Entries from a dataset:
------------------------

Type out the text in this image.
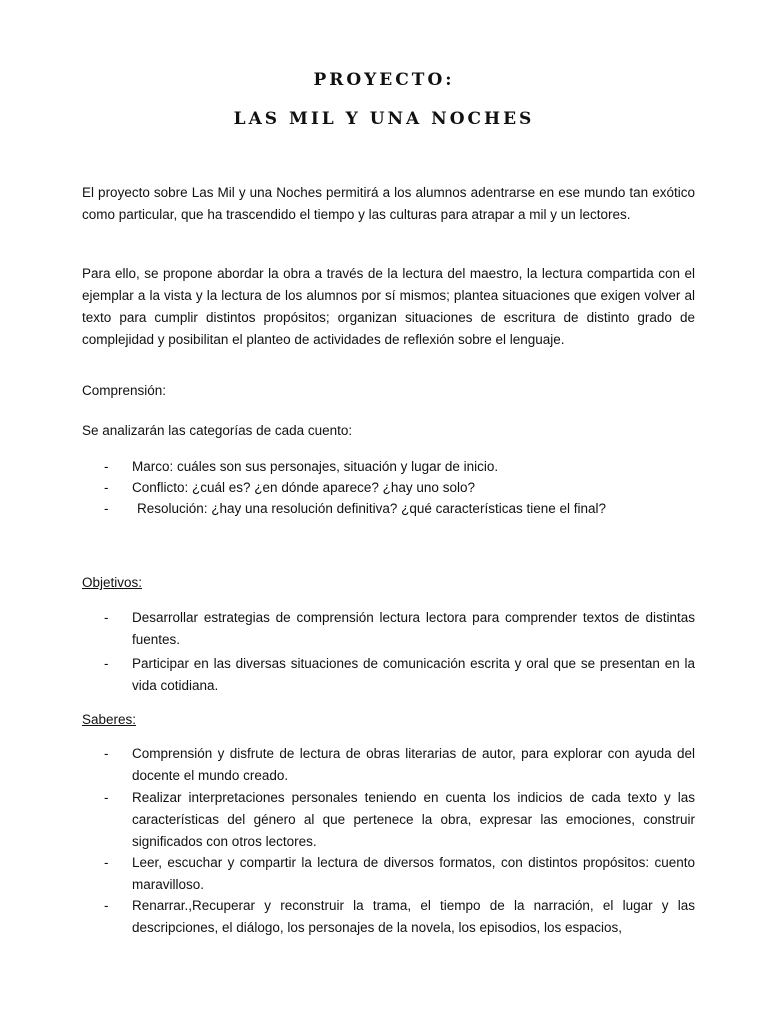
PROYECTO:
LAS MIL Y UNA NOCHES
El proyecto sobre Las Mil y una Noches permitirá a los alumnos adentrarse en ese mundo tan exótico como particular, que ha trascendido el tiempo y las culturas para atrapar a mil y un lectores.
Para ello, se propone abordar la obra a través de la lectura del maestro, la lectura compartida con el ejemplar a la vista y la lectura de los alumnos por sí mismos; plantea situaciones que exigen volver al texto para cumplir distintos propósitos; organizan situaciones de escritura de distinto grado de complejidad y posibilitan el planteo de actividades de reflexión sobre el lenguaje.
Comprensión:
Se analizarán las categorías de cada cuento:
- Marco: cuáles son sus personajes, situación y lugar de inicio.
- Conflicto: ¿cuál es? ¿en dónde aparece? ¿hay uno solo?
- Resolución: ¿hay una resolución definitiva? ¿qué características tiene el final?
Objetivos:
- Desarrollar estrategias de comprensión lectura lectora para comprender textos de distintas fuentes.
- Participar en las diversas situaciones de comunicación escrita y oral que se presentan en la vida cotidiana.
Saberes:
- Comprensión y disfrute de lectura de obras literarias de autor, para explorar con ayuda del docente el mundo creado.
- Realizar interpretaciones personales teniendo en cuenta los indicios de cada texto y las características del género al que pertenece la obra, expresar las emociones, construir significados con otros lectores.
- Leer, escuchar y compartir la lectura de diversos formatos, con distintos propósitos: cuento maravilloso.
- Renarrar.,Recuperar y reconstruir la trama, el tiempo de la narración, el lugar y las descripciones, el diálogo, los personajes de la novela, los episodios, los espacios,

------------------------

Every entry must be reproduced exactly, with the images left out.

Type out the text in this image.
PROYECTO:
LAS MIL Y UNA NOCHES
El proyecto sobre Las Mil y una Noches permitirá a los alumnos adentrarse en ese mundo tan exótico como particular, que ha trascendido el tiempo y las culturas para atrapar a mil y un lectores.
Para ello, se propone abordar la obra a través de la lectura del maestro, la lectura compartida con el ejemplar a la vista y la lectura de los alumnos por sí mismos; plantea situaciones que exigen volver al texto para cumplir distintos propósitos; organizan situaciones de escritura de distinto grado de complejidad y posibilitan el planteo de actividades de reflexión sobre el lenguaje.
Comprensión:
Se analizarán las categorías de cada cuento:
- Marco: cuáles son sus personajes, situación y lugar de inicio.
- Conflicto: ¿cuál es? ¿en dónde aparece? ¿hay uno solo?
- Resolución: ¿hay una resolución definitiva? ¿qué características tiene el final?
Objetivos:
- Desarrollar estrategias de comprensión lectura lectora para comprender textos de distintas fuentes.
- Participar en las diversas situaciones de comunicación escrita y oral que se presentan en la vida cotidiana.
Saberes:
- Comprensión y disfrute de lectura de obras literarias de autor, para explorar con ayuda del docente el mundo creado.
- Realizar interpretaciones personales teniendo en cuenta los indicios de cada texto y las características del género al que pertenece la obra, expresar las emociones, construir significados con otros lectores.
- Leer, escuchar y compartir la lectura de diversos formatos, con distintos propósitos: cuento maravilloso.
- Renarrar.,Recuperar y reconstruir la trama, el tiempo de la narración, el lugar y las descripciones, el diálogo, los personajes de la novela, los episodios, los espacios,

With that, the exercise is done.